== Materials provided ==
....................
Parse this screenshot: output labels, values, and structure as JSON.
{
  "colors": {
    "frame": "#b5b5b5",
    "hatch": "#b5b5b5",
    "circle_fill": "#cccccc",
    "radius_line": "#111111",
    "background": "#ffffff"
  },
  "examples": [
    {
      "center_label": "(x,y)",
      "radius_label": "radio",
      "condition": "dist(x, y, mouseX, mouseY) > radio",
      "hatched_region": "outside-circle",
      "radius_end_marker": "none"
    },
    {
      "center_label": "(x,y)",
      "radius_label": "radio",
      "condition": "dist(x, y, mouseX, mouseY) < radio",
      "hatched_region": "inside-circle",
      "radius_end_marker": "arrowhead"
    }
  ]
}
....................
Take the entries above and transcribe them in full.

Parse this screenshot: output labels, values, and structure as JSON.
{
  "colors": {
    "frame": "#b5b5b5",
    "hatch": "#b5b5b5",
    "circle_fill": "#cccccc",
    "radius_line": "#111111",
    "background": "#ffffff"
  },
  "examples": [
    {
      "center_label": "(x,y)",
      "radius_label": "radio",
      "condition": "dist(x, y, mouseX, mouseY) > radio",
      "hatched_region": "outside-circle",
      "radius_end_marker": "none"
    },
    {
      "center_label": "(x,y)",
      "radius_label": "radio",
      "condition": "dist(x, y, mouseX, mouseY) < radio",
      "hatched_region": "inside-circle",
      "radius_end_marker": "arrowhead"
    }
  ]
}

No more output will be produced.